Taube, Liebe, Hoffnung – was ich von 1500 Vögeln über Heimat gelernt habe
Mirko schlägt die Fahrertür hinter sich zu, ein Knall, ein Flattern. Auf einem Berg im Sauerland dreht er sich die sechste Zigarette des Tages. Neben ihm parkt ein Lastwagen, in dem 1500 Tauben warten. Mirko schaut auf sein Handy – 9 Uhr und immer noch kein Anruf von Thomas. Er schaut in die Sonne, von der er sagt, dass sie „am aufgehen“ ist. Zu den Tauben schaut er nicht. Mirko interessiert sich nicht für Tauben. Endlich klingelt sein Handy.
______________________________
■ Aufgaben:
1) Beantworte die Fragen zum Text über Mirko und die Tauben.
(a) Wie viele Tauben warten im Lastwagen?
(b) Die wievielte Zigarette des Tages dreht sich Mirko?
(c) Welche Uhrzeit zeigt sein Handy an?
2) Knüpf an den Text über Mirko und die Tauben an und schreib ihn nach dem letzten Satz weiter.

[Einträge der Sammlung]
______________________________
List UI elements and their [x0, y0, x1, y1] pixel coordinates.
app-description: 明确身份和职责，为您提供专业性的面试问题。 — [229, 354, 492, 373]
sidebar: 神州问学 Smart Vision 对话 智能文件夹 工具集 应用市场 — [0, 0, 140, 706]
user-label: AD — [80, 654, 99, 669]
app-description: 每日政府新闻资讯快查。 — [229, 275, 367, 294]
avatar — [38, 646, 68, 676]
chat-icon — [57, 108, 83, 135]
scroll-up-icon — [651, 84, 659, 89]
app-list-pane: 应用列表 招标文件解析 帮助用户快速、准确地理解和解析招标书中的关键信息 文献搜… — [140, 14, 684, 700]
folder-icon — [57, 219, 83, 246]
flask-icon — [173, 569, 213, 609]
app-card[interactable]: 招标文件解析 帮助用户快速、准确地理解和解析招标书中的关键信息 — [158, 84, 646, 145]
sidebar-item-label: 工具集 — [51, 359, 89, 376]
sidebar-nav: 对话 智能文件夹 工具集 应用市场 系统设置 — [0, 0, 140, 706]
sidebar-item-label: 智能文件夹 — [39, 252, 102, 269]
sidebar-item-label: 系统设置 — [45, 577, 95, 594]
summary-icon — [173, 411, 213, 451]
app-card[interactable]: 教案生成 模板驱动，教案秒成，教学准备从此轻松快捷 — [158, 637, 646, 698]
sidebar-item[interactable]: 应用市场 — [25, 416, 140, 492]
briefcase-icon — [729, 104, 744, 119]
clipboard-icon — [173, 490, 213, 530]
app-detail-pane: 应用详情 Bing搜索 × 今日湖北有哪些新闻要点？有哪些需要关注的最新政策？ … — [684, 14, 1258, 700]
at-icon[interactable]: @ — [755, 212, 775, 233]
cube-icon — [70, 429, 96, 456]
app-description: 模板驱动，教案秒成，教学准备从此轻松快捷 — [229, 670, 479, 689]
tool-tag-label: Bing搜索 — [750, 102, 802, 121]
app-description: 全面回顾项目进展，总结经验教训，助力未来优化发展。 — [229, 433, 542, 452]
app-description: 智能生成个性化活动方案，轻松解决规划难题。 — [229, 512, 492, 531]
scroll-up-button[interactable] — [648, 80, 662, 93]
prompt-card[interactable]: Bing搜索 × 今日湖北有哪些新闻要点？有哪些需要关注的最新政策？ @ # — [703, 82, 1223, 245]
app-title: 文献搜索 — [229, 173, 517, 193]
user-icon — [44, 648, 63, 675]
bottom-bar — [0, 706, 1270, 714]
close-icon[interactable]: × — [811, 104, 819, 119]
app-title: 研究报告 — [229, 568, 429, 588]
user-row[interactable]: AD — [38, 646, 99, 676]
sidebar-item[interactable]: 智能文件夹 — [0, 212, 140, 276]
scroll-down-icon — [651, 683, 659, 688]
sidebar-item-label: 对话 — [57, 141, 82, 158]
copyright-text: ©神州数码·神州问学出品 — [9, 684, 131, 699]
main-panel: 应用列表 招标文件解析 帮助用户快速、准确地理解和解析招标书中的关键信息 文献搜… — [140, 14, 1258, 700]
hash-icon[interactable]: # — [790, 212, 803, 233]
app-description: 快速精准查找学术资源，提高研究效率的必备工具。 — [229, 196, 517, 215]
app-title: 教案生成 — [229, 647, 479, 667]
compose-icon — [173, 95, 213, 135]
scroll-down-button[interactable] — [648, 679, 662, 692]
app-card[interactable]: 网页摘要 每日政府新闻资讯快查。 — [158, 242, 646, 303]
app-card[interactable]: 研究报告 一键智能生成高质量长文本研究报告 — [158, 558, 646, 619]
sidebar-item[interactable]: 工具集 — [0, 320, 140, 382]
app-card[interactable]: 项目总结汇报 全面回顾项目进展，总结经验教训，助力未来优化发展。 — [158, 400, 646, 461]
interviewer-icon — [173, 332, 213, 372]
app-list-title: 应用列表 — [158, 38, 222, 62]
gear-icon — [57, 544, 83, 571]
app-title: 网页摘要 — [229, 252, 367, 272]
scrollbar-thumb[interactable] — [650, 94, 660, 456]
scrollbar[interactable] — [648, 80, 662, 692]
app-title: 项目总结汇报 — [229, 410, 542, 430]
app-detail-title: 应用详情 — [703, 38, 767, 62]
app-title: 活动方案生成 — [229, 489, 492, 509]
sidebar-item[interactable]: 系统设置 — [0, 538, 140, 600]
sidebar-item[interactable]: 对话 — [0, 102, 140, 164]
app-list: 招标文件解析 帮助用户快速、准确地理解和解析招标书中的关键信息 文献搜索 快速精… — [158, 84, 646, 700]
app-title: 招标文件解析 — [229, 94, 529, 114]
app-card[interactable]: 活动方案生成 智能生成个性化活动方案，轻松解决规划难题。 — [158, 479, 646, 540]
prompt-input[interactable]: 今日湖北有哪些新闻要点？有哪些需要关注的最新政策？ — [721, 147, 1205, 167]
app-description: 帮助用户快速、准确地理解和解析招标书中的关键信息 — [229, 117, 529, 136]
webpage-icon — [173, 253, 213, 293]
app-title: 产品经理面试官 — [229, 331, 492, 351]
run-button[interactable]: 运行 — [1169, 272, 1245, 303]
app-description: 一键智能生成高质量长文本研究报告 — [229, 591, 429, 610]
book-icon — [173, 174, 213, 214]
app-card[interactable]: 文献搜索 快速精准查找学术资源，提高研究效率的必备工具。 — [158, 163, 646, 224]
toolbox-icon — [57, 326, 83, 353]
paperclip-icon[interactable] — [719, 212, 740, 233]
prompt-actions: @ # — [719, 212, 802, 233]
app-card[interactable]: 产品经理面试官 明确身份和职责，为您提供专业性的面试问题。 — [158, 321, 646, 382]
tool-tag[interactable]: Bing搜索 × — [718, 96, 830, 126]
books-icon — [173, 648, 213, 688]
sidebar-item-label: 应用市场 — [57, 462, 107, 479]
______________________________
■ Lösungen:
1)
(a) 1500 Tauben
(b) Die sechste
(c) 9 Uhr

2)
„Nebel über Lüdenscheid“, sagt Thomas. Er will in einer Stunde nochmal anrufen. Mirko legt auf, schaut wieder in die Sonne. Um ihn herum: viel nichts, nur ein paar Ponys und eine schmale Straße. Als er gestern Nacht hier angekommen ist, vor dem Lastwagen seine Zähne geputzt hat und sich dann schlafen legte, war es dunkel. Jetzt ist es Idylle. Thomas bezahlt ihn pro Stunde.
70 Kilometer Luftlinie entfernt von Mirko beobachtet Thomas den Nebel über Lüdenscheid auf einer Wetterkarte. Er ist seit drei Stunden wach, das macht neun Zigaretten. Thomas ist Flugleiter der Reisevereinigung Witten, einem Club von Brieftauben-Züchtern im Ruhrgebiet.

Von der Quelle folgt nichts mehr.